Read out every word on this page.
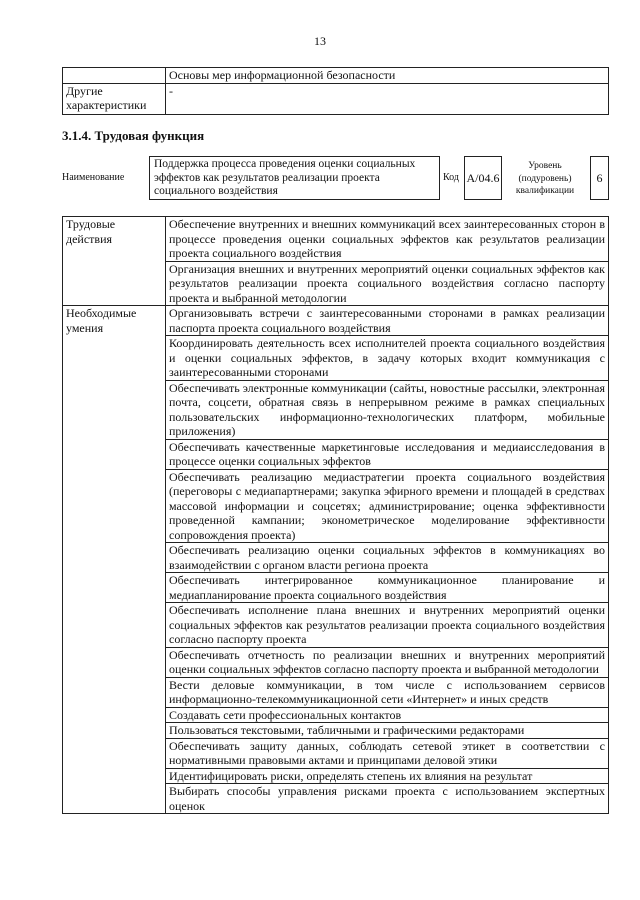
13
	Основы мер информационной безопасности
Другие характеристики	-
3.1.4. Трудовая функция
Наименование
Поддержка процесса проведения оценки социальных эффектов как результатов реализации проекта социального воздействия
Код А/04.6
Уровень
(подуровень)
квалификации
6
Трудовые действия	Обеспечение внутренних и внешних коммуникаций всех заинтересованных сторон в процессе проведения оценки социальных эффектов как результатов реализации проекта социального воздействия
	Организация внешних и внутренних мероприятий оценки социальных эффектов как результатов реализации проекта социального воздействия согласно паспорту проекта и выбранной методологии
Необходимые умения	Организовывать встречи с заинтересованными сторонами в рамках реализации паспорта проекта социального воздействия
	Координировать деятельность всех исполнителей проекта социального воздействия и оценки социальных эффектов, в задачу которых входит коммуникация с заинтересованными сторонами
	Обеспечивать электронные коммуникации (сайты, новостные рассылки, электронная почта, соцсети, обратная связь в непрерывном режиме в рамках специальных пользовательских информационно-технологических платформ, мобильные приложения)
	Обеспечивать качественные маркетинговые исследования и медиаисследования в процессе оценки социальных эффектов
	Обеспечивать реализацию медиастратегии проекта социального воздействия (переговоры с медиапартнерами; закупка эфирного времени и площадей в средствах массовой информации и соцсетях; администрирование; оценка эффективности проведенной кампании; эконометрическое моделирование эффективности сопровождения проекта)
	Обеспечивать реализацию оценки социальных эффектов в коммуникациях во взаимодействии с органом власти региона проекта
	Обеспечивать интегрированное коммуникационное планирование и медиапланирование проекта социального воздействия
	Обеспечивать исполнение плана внешних и внутренних мероприятий оценки социальных эффектов как результатов реализации проекта социального воздействия согласно паспорту проекта
	Обеспечивать отчетность по реализации внешних и внутренних мероприятий оценки социальных эффектов согласно паспорту проекта и выбранной методологии
	Вести деловые коммуникации, в том числе с использованием сервисов информационно-телекоммуникационной сети «Интернет» и иных средств
	Создавать сети профессиональных контактов
	Пользоваться текстовыми, табличными и графическими редакторами
	Обеспечивать защиту данных, соблюдать сетевой этикет в соответствии с нормативными правовыми актами и принципами деловой этики
	Идентифицировать риски, определять степень их влияния на результат
	Выбирать способы управления рисками проекта с использованием экспертных оценок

Exercise description.
The pictures should not appear in the copy; every other part of the records above must be returned exactly.

Result.
Read out every word on this page.
13
	Основы мер информационной безопасности
Другие характеристики	-
3.1.4. Трудовая функция
Наименование
Поддержка процесса проведения оценки социальных эффектов как результатов реализации проекта социального воздействия
Код А/04.6
Уровень
(подуровень)
квалификации
6
Трудовые действия	Обеспечение внутренних и внешних коммуникаций всех заинтересованных сторон в процессе проведения оценки социальных эффектов как результатов реализации проекта социального воздействия
	Организация внешних и внутренних мероприятий оценки социальных эффектов как результатов реализации проекта социального воздействия согласно паспорту проекта и выбранной методологии
Необходимые умения	Организовывать встречи с заинтересованными сторонами в рамках реализации паспорта проекта социального воздействия
	Координировать деятельность всех исполнителей проекта социального воздействия и оценки социальных эффектов, в задачу которых входит коммуникация с заинтересованными сторонами
	Обеспечивать электронные коммуникации (сайты, новостные рассылки, электронная почта, соцсети, обратная связь в непрерывном режиме в рамках специальных пользовательских информационно-технологических платформ, мобильные приложения)
	Обеспечивать качественные маркетинговые исследования и медиаисследования в процессе оценки социальных эффектов
	Обеспечивать реализацию медиастратегии проекта социального воздействия (переговоры с медиапартнерами; закупка эфирного времени и площадей в средствах массовой информации и соцсетях; администрирование; оценка эффективности проведенной кампании; эконометрическое моделирование эффективности сопровождения проекта)
	Обеспечивать реализацию оценки социальных эффектов в коммуникациях во взаимодействии с органом власти региона проекта
	Обеспечивать интегрированное коммуникационное планирование и медиапланирование проекта социального воздействия
	Обеспечивать исполнение плана внешних и внутренних мероприятий оценки социальных эффектов как результатов реализации проекта социального воздействия согласно паспорту проекта
	Обеспечивать отчетность по реализации внешних и внутренних мероприятий оценки социальных эффектов согласно паспорту проекта и выбранной методологии
	Вести деловые коммуникации, в том числе с использованием сервисов информационно-телекоммуникационной сети «Интернет» и иных средств
	Создавать сети профессиональных контактов
	Пользоваться текстовыми, табличными и графическими редакторами
	Обеспечивать защиту данных, соблюдать сетевой этикет в соответствии с нормативными правовыми актами и принципами деловой этики
	Идентифицировать риски, определять степень их влияния на результат
	Выбирать способы управления рисками проекта с использованием экспертных оценок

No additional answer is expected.